— What the task asks —
Your task is to copy every line of the records below that contains "Height".

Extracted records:

....

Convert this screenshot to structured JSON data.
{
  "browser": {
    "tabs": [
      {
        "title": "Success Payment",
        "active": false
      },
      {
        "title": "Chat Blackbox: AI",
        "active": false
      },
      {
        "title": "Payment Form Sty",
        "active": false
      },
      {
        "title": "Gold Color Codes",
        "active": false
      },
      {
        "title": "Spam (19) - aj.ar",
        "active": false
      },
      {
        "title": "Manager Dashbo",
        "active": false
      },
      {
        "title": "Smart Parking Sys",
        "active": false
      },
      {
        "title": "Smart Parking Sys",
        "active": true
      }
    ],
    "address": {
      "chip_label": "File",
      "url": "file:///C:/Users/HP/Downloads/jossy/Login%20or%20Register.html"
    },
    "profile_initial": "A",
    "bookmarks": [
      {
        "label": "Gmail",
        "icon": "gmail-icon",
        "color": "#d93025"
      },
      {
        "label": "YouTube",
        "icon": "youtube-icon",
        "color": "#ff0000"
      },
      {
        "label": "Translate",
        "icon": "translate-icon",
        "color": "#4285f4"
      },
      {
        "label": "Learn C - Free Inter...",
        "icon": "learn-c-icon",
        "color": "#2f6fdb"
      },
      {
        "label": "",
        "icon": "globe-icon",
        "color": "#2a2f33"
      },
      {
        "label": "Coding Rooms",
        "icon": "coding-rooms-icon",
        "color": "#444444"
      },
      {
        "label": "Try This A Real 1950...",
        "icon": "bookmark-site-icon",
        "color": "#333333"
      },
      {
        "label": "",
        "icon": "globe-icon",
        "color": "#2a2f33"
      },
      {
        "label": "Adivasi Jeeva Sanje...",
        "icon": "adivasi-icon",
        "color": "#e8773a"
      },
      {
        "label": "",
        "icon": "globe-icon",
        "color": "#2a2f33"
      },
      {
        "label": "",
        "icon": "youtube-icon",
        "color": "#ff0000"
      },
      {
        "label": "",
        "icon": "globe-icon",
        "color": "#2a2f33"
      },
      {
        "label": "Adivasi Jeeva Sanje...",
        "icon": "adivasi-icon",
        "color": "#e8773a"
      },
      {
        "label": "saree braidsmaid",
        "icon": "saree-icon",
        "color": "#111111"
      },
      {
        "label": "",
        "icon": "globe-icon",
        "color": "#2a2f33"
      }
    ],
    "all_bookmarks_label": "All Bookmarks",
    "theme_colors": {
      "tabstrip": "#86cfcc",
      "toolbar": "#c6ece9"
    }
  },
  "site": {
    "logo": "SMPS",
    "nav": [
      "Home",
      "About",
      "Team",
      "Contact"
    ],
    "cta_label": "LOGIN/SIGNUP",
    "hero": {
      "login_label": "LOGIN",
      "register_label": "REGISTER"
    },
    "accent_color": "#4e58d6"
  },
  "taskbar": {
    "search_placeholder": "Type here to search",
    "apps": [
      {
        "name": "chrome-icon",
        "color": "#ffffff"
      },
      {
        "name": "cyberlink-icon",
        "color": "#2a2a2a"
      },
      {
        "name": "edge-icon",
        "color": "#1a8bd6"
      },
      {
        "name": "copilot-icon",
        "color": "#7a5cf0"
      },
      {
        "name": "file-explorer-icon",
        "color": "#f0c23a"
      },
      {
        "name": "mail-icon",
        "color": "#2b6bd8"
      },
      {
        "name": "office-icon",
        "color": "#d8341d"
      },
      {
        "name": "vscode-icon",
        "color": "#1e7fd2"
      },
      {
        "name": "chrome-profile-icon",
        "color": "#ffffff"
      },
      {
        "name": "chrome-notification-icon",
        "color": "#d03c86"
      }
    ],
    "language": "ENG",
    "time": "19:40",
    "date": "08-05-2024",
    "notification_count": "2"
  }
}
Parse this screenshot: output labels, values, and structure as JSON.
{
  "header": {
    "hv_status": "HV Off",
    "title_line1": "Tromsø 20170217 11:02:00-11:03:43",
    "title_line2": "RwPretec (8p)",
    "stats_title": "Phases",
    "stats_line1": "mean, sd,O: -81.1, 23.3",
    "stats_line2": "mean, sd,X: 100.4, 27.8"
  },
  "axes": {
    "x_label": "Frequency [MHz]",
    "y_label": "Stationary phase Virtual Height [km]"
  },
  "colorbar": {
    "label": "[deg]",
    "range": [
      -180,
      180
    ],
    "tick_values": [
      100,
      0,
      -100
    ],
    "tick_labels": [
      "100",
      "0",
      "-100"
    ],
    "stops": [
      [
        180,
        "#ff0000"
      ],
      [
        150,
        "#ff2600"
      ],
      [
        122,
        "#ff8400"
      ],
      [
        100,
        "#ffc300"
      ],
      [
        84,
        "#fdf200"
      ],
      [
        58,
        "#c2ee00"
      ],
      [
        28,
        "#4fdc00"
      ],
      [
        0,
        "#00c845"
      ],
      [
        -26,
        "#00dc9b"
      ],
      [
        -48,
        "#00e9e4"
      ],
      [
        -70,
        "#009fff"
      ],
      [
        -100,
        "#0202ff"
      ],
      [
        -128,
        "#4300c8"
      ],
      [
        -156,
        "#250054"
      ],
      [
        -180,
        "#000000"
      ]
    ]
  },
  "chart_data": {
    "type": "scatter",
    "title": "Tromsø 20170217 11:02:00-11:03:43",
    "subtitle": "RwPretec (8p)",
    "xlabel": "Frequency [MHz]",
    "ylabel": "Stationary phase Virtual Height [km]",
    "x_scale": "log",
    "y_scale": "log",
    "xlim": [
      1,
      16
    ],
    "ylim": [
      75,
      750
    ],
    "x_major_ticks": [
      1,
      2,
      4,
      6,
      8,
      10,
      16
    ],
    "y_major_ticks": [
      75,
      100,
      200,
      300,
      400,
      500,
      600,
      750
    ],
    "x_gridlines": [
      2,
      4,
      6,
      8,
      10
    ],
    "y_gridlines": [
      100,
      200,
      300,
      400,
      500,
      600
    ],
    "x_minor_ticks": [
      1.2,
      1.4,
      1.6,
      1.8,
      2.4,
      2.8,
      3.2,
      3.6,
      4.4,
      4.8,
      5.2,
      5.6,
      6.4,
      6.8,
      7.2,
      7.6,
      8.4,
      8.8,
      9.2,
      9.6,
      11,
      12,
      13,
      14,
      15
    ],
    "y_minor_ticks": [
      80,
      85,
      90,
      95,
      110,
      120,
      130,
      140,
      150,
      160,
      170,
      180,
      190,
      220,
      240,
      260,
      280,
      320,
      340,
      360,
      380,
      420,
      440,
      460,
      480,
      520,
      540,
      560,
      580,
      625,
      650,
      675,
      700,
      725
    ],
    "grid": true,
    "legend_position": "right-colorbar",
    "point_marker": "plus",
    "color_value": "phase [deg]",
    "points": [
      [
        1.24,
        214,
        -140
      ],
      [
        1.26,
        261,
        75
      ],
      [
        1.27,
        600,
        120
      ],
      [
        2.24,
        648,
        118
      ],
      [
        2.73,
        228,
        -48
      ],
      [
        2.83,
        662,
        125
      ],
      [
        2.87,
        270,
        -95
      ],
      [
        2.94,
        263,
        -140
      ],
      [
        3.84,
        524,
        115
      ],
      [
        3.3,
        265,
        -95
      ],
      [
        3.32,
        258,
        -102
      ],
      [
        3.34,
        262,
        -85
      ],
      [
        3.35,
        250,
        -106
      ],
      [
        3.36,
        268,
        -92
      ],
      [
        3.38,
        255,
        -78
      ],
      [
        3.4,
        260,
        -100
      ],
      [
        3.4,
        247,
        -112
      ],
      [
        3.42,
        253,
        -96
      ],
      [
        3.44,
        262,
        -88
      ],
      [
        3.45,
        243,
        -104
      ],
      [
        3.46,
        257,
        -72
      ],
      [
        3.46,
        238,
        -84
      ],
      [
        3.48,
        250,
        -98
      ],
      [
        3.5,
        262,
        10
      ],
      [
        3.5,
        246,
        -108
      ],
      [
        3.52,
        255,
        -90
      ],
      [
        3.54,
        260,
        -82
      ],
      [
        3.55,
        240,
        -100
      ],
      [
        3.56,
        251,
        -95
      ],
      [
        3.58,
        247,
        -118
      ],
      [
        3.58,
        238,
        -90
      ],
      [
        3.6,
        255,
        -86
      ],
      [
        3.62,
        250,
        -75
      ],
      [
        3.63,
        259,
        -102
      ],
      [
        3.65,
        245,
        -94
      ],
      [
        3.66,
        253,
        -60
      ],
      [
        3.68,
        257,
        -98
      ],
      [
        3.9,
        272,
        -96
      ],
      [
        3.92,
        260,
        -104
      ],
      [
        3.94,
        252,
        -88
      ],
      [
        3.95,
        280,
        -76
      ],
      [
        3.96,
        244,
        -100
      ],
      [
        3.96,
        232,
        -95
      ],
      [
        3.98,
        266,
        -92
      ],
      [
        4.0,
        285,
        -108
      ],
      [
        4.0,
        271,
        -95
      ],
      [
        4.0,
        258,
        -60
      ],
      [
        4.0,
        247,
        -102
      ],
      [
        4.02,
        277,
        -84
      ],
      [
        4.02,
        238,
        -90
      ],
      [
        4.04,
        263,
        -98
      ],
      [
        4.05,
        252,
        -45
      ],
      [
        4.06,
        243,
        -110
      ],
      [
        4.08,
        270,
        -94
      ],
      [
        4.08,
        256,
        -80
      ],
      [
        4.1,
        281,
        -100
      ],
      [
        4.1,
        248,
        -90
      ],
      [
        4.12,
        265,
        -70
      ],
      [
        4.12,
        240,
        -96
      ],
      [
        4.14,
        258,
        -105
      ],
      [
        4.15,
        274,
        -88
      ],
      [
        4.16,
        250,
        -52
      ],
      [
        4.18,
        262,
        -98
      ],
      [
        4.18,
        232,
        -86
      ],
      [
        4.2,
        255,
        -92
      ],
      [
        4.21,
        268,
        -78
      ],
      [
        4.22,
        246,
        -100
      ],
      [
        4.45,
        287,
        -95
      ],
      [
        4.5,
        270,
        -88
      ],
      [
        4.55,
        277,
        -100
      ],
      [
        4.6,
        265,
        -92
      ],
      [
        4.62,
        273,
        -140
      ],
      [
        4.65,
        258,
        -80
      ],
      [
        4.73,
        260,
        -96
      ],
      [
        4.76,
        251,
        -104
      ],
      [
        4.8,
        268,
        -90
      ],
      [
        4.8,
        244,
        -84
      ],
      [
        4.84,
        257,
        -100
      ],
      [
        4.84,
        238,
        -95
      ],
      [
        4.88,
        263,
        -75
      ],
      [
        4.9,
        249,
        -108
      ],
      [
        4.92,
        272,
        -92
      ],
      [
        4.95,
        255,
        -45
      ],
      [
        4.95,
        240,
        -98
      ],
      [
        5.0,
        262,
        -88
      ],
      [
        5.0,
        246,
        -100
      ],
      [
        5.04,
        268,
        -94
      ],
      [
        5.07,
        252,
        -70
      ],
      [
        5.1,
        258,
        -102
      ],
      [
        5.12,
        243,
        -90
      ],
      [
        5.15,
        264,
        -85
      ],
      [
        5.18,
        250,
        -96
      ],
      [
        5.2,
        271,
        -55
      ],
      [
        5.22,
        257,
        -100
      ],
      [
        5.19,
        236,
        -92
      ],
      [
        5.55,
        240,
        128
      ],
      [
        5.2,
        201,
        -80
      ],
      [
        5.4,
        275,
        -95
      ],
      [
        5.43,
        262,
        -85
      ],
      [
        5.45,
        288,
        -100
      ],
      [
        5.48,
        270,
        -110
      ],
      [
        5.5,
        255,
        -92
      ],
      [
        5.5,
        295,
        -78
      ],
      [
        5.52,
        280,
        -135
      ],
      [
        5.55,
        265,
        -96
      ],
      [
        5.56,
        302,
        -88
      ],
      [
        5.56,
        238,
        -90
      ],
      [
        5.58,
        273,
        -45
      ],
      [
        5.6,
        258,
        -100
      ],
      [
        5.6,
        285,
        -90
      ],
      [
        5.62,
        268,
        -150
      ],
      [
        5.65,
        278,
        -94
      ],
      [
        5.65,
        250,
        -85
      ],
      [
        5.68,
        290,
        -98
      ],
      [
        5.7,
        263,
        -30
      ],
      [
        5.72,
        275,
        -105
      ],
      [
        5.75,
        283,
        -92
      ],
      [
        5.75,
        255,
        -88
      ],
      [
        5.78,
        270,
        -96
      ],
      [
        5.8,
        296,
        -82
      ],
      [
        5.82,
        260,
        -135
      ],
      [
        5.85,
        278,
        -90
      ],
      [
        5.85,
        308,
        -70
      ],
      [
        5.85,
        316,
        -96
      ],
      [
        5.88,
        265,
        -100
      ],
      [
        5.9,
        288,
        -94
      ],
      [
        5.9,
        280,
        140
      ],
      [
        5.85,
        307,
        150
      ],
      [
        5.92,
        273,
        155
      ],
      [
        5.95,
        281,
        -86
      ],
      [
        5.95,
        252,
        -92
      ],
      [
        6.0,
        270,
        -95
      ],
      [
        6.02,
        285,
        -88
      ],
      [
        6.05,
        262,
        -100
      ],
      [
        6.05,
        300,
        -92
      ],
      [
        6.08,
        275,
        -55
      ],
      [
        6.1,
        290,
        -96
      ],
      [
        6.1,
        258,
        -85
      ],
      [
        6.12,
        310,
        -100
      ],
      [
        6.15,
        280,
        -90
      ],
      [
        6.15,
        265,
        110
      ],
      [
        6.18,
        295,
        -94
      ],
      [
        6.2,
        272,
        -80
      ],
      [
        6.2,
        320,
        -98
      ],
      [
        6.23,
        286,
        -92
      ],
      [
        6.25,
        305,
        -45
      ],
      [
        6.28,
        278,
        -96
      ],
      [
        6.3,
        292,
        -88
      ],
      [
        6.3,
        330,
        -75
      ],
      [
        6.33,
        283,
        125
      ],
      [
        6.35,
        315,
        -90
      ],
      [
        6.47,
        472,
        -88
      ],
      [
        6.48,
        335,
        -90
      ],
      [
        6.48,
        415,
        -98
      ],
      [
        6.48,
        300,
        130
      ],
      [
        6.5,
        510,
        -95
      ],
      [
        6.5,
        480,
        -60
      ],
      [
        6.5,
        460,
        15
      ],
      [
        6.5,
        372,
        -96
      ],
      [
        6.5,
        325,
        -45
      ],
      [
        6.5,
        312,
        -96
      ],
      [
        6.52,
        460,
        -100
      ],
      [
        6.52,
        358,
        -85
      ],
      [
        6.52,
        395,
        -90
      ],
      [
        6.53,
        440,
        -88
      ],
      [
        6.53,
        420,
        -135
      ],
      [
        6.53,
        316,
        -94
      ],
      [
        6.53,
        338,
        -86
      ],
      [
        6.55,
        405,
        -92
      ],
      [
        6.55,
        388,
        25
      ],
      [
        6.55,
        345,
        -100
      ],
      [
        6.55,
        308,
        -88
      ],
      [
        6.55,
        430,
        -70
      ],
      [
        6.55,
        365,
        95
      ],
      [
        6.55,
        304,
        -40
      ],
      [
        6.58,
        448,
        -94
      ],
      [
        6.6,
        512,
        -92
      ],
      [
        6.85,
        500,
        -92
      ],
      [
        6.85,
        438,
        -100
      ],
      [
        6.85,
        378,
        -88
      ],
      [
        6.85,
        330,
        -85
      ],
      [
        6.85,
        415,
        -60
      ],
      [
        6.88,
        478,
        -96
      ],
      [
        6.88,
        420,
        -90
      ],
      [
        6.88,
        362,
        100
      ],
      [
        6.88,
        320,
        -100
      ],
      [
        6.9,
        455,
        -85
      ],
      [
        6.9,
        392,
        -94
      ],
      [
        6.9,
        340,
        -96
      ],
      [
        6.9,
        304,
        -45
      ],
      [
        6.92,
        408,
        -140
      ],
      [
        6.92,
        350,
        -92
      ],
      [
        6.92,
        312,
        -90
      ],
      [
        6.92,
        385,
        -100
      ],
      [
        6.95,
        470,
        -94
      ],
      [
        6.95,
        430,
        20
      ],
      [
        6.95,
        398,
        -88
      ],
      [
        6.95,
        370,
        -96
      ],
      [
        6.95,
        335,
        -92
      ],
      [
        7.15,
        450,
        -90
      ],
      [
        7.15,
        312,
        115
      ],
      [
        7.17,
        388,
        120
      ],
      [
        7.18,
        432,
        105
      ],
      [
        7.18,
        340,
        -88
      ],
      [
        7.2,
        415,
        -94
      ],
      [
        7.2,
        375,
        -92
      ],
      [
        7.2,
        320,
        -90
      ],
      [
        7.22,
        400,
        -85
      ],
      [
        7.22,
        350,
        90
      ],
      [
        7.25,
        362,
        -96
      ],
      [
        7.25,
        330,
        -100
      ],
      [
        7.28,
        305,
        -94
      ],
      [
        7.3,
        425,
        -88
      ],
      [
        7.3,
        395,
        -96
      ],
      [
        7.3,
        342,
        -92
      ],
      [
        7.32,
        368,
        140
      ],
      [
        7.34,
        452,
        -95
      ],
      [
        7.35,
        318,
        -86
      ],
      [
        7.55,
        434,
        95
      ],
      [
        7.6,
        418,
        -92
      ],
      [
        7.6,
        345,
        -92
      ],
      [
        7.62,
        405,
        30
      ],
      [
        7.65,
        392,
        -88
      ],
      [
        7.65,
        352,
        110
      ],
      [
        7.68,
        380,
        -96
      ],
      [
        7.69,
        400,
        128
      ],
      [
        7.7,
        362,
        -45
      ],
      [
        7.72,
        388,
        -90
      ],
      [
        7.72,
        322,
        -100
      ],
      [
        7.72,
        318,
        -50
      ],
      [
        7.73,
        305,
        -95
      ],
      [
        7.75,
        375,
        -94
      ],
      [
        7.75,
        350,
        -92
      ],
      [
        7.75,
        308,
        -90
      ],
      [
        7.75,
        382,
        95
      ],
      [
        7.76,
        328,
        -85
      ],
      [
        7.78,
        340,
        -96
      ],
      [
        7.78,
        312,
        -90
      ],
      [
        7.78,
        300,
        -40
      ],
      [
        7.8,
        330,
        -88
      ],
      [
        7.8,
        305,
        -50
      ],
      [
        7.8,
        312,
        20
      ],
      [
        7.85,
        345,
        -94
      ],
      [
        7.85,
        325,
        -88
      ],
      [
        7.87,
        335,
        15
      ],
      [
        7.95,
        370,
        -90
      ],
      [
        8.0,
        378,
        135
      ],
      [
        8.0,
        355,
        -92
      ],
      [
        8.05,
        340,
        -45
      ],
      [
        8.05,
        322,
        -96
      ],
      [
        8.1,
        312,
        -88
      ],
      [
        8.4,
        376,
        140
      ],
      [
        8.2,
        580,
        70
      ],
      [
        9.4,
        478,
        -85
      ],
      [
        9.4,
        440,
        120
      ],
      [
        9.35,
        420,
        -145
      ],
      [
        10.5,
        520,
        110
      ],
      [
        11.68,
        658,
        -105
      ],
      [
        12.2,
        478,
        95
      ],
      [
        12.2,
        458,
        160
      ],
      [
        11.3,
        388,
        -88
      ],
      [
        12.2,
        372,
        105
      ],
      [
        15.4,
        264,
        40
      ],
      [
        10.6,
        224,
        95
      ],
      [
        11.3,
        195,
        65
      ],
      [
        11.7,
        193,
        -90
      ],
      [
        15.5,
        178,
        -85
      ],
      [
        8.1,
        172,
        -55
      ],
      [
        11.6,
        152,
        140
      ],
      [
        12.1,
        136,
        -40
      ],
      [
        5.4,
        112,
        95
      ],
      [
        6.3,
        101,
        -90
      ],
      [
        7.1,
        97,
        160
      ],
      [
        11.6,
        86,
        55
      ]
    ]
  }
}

....

— Correct response —
    "y_label": "Stationary phase Virtual Height [km]"
    "ylabel": "Stationary phase Virtual Height [km]",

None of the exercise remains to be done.